------ STORED DATA

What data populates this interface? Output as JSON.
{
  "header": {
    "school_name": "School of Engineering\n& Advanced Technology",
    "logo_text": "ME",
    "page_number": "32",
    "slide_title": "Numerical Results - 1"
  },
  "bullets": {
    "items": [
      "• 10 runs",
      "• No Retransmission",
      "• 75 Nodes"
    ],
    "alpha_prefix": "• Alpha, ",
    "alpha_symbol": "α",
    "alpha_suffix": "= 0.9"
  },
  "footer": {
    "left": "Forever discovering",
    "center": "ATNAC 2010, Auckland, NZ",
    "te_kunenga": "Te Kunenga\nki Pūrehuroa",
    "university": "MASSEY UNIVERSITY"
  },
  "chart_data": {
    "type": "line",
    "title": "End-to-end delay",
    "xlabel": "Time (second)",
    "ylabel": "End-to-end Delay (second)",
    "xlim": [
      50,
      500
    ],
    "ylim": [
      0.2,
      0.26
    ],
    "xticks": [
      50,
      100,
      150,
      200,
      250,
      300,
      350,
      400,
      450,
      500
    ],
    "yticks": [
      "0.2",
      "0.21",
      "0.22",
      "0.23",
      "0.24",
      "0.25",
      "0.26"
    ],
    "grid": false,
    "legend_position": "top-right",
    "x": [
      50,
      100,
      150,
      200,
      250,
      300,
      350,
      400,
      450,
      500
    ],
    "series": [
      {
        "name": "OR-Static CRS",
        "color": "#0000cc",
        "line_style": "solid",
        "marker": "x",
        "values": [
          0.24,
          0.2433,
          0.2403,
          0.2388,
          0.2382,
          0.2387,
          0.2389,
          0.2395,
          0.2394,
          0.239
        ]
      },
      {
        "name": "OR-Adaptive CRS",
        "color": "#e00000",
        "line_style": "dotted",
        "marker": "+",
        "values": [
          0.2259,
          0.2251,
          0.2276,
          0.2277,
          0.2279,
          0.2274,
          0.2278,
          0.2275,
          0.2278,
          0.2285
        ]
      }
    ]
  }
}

------------

» **EXERCISE BRIEF**: Tally the lines of the data that contain the string "second" and report the total alone.

» **SOLUTION TO THIS TASK**: 2